→ **Problem to solve**
Determine how many lines hold "color" and give only that number.

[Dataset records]

(begin)

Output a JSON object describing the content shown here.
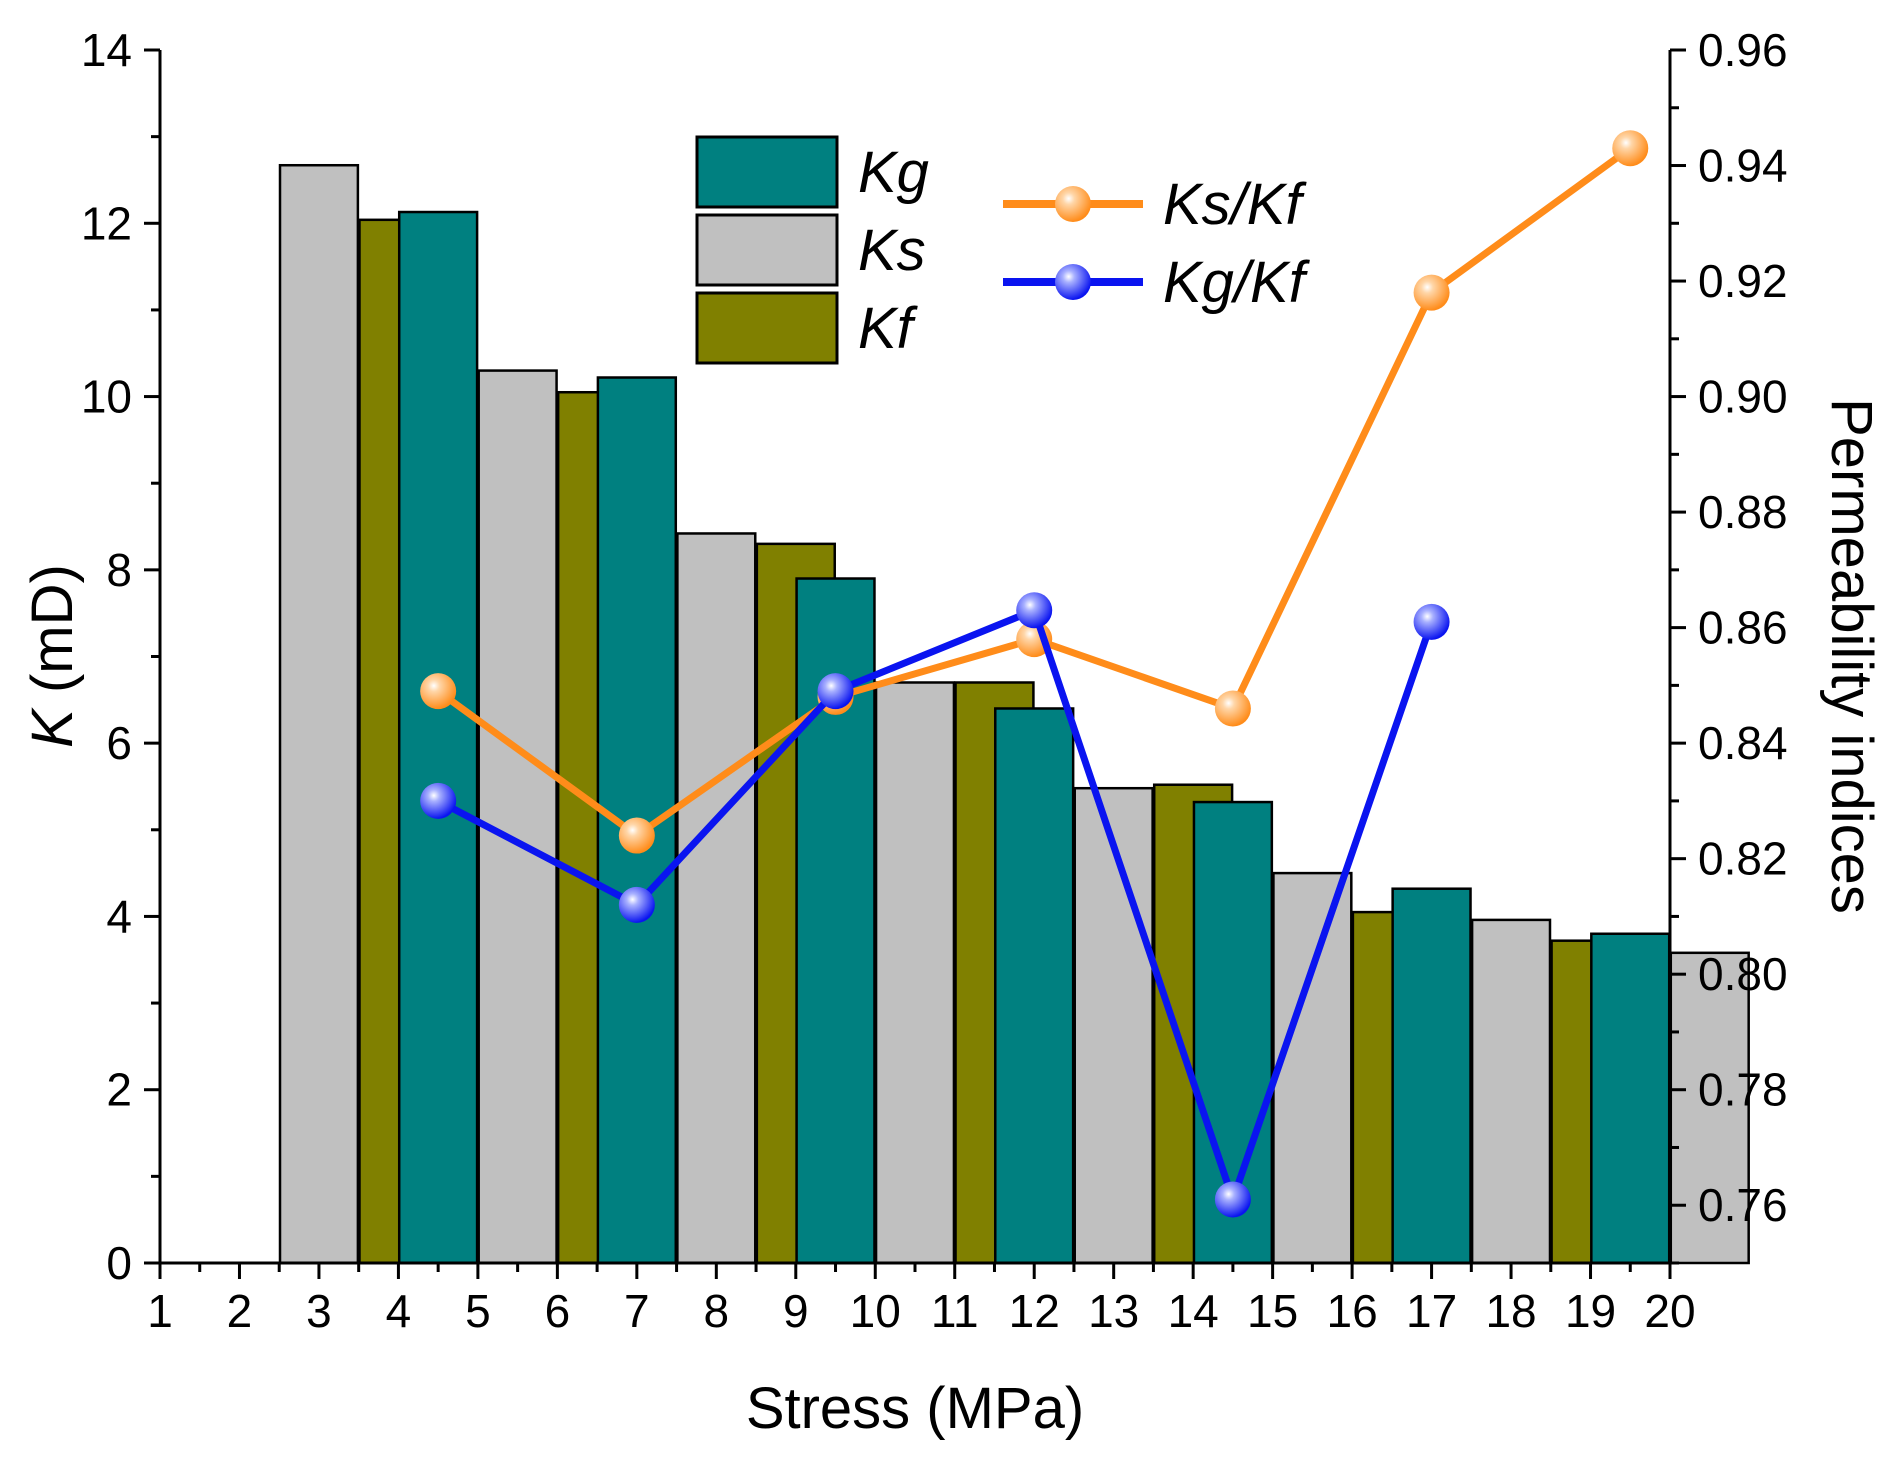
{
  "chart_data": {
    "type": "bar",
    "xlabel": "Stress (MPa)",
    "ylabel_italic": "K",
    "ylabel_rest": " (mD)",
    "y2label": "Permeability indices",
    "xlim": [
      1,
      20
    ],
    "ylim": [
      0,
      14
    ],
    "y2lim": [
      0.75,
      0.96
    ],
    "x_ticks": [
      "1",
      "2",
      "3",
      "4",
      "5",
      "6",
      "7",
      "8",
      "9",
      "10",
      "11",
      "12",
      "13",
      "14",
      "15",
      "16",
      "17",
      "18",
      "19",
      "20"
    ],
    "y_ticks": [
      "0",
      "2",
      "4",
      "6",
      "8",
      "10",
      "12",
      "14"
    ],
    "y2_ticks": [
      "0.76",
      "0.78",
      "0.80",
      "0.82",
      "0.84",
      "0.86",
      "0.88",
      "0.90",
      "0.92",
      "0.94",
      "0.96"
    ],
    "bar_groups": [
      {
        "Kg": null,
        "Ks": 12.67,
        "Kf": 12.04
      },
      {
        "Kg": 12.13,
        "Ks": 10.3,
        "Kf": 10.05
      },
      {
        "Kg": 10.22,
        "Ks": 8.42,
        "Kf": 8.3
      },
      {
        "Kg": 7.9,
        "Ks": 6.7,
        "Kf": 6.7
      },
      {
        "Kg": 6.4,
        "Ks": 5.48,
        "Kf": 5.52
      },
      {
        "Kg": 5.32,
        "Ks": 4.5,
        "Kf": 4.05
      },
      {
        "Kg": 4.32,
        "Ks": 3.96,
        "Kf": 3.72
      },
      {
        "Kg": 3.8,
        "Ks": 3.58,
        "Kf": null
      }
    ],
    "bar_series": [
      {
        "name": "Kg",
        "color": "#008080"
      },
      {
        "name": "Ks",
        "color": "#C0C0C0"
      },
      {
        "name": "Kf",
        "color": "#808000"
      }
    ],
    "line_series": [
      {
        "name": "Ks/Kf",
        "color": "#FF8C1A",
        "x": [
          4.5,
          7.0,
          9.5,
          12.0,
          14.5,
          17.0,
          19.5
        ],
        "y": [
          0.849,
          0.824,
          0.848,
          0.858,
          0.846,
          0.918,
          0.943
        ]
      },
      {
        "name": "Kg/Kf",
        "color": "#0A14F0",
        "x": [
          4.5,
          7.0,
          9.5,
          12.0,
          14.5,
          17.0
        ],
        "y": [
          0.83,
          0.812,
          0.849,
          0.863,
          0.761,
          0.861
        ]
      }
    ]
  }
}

(end)

→ **Response below**
5